[SET TASK] Print every record below exactly as written.

[Dataset entries on figures]
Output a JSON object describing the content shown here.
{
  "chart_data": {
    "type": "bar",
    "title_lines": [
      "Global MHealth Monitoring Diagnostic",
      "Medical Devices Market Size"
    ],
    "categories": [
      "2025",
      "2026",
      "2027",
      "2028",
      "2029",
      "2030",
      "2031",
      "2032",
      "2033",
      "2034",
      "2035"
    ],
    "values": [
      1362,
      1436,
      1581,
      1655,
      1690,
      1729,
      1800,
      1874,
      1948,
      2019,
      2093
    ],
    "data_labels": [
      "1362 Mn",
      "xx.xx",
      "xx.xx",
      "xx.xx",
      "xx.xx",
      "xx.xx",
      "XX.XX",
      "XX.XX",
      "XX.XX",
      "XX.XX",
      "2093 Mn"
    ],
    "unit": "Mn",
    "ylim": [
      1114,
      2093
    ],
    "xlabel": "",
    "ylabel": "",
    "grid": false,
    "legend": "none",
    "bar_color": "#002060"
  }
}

[SOLUTION TO THIS PROBLEM]
Output a JSON object describing the content shown here.
{
  "chart_data": {
    "type": "bar",
    "title_lines": [
      "Global MHealth Monitoring Diagnostic",
      "Medical Devices Market Size"
    ],
    "categories": [
      "2025",
      "2026",
      "2027",
      "2028",
      "2029",
      "2030",
      "2031",
      "2032",
      "2033",
      "2034",
      "2035"
    ],
    "values": [
      1362,
      1436,
      1581,
      1655,
      1690,
      1729,
      1800,
      1874,
      1948,
      2019,
      2093
    ],
    "data_labels": [
      "1362 Mn",
      "xx.xx",
      "xx.xx",
      "xx.xx",
      "xx.xx",
      "xx.xx",
      "XX.XX",
      "XX.XX",
      "XX.XX",
      "XX.XX",
      "2093 Mn"
    ],
    "unit": "Mn",
    "ylim": [
      1114,
      2093
    ],
    "xlabel": "",
    "ylabel": "",
    "grid": false,
    "legend": "none",
    "bar_color": "#002060"
  }
}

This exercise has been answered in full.